_What the exercise asks_.
Reproduce the records below exactly as given.

(Collected data entries)
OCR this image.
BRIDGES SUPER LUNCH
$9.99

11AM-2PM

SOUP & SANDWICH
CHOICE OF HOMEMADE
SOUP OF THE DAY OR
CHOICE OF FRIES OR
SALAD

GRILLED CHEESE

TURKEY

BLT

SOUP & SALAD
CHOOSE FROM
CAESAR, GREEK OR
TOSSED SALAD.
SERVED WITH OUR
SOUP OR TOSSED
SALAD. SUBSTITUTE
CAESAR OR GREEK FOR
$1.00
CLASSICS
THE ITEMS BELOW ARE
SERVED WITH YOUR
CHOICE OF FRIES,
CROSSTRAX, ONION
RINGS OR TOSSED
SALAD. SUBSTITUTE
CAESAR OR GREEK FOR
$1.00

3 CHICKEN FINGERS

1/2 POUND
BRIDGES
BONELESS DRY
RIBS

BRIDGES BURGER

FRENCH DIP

_Result_.
OCR this image.
BRIDGES SUPER LUNCH
$9.99

11AM-2PM

SOUP & SANDWICH
CHOICE OF HOMEMADE
SOUP OF THE DAY OR
CHOICE OF FRIES OR
SALAD

GRILLED CHEESE

TURKEY

BLT

SOUP & SALAD
CHOOSE FROM
CAESAR, GREEK OR
TOSSED SALAD.
SERVED WITH OUR
SOUP OR TOSSED
SALAD. SUBSTITUTE
CAESAR OR GREEK FOR
$1.00
CLASSICS
THE ITEMS BELOW ARE
SERVED WITH YOUR
CHOICE OF FRIES,
CROSSTRAX, ONION
RINGS OR TOSSED
SALAD. SUBSTITUTE
CAESAR OR GREEK FOR
$1.00

3 CHICKEN FINGERS

1/2 POUND
BRIDGES
BONELESS DRY
RIBS

BRIDGES BURGER

FRENCH DIP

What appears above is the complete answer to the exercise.